* _Available data_:
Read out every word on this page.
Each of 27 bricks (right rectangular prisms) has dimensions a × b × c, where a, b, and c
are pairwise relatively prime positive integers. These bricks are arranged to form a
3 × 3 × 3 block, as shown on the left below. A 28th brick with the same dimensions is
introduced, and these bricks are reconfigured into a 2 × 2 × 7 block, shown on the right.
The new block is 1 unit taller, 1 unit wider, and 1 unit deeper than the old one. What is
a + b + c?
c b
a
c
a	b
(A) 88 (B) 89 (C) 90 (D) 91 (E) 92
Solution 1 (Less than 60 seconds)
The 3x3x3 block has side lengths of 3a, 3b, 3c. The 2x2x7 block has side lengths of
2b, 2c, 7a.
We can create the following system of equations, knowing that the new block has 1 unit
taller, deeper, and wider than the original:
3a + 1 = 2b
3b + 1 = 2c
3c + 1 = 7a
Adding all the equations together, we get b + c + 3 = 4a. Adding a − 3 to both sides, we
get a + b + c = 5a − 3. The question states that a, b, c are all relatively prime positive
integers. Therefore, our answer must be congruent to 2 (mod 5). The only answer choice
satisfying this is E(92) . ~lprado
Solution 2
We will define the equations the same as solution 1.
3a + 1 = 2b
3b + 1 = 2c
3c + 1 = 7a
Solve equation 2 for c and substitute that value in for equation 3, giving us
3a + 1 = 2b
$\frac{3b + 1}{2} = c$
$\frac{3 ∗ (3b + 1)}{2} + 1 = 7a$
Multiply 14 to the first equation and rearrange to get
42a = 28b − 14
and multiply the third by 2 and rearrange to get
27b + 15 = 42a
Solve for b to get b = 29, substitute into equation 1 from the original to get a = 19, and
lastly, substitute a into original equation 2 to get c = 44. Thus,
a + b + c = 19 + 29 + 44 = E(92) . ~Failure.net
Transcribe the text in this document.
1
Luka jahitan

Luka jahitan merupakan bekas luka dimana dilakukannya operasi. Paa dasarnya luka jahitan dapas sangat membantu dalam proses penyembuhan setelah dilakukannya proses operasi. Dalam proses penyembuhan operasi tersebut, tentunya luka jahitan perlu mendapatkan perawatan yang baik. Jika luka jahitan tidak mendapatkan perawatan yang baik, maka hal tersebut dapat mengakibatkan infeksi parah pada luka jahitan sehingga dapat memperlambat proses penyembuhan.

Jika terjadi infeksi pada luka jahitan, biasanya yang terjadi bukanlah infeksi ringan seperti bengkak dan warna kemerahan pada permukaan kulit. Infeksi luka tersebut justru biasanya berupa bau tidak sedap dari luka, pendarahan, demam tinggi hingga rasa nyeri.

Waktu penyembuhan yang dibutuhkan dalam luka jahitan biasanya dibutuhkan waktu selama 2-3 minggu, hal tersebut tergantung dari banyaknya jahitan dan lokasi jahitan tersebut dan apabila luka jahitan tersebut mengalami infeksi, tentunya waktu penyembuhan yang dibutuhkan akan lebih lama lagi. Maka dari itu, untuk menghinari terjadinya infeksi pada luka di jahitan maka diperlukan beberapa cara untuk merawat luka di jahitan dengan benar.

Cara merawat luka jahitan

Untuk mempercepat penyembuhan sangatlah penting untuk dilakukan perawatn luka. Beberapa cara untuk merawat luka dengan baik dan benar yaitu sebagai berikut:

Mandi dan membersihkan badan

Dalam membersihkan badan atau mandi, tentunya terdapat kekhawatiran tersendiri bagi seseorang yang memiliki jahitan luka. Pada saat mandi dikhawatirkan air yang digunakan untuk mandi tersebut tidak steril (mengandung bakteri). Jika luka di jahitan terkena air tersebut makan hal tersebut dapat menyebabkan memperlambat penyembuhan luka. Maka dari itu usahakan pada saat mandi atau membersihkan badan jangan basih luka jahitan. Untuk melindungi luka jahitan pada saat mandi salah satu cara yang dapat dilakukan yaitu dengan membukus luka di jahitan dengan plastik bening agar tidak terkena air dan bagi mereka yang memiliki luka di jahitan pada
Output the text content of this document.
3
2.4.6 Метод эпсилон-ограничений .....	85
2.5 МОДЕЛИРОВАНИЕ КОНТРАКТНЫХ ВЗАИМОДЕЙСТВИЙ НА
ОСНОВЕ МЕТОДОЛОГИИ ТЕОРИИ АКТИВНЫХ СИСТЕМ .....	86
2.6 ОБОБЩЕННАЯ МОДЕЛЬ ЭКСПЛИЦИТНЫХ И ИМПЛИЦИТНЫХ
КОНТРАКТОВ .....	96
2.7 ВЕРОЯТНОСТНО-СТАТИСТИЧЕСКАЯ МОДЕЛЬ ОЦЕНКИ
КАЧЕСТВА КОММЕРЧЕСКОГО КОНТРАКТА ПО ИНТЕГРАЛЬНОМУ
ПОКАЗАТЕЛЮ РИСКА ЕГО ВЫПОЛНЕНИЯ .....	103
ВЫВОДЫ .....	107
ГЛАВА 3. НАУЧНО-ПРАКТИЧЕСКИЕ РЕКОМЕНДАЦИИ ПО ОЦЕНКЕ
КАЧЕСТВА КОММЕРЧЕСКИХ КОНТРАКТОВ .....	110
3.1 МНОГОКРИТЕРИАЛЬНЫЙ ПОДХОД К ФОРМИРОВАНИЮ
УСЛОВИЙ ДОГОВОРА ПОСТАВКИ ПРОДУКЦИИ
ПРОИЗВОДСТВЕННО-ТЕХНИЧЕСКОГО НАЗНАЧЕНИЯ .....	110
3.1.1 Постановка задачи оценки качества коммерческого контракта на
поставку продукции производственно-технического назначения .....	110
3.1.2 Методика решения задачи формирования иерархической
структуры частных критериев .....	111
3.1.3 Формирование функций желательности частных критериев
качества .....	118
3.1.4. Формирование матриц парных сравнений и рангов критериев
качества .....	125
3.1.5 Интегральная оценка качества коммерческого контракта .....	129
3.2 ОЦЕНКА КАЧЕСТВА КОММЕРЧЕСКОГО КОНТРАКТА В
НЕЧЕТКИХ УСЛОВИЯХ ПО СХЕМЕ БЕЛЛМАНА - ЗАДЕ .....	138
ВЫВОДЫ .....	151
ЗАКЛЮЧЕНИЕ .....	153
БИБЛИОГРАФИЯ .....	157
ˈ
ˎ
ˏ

* _Required task_: Scan the lines for the string "membersihkan". Pick out every line that has it.

* _Response below_:
Mandi dan membersihkan badan
Dalam membersihkan badan atau mandi, tentunya terdapat kekhawatiran tersendiri bagi seseorang yang memiliki jahitan luka. Pada saat mandi dikhawatirkan air yang digunakan untuk mandi tersebut tidak steril (mengandung bakteri). Jika luka di jahitan terkena air tersebut makan hal tersebut dapat menyebabkan memperlambat penyembuhan luka. Maka dari itu usahakan pada saat mandi atau membersihkan badan jangan basih luka jahitan. Untuk melindungi luka jahitan pada saat mandi salah satu cara yang dapat dilakukan yaitu dengan membukus luka di jahitan dengan plastik bening agar tidak terkena air dan bagi mereka yang memiliki luka di jahitan pada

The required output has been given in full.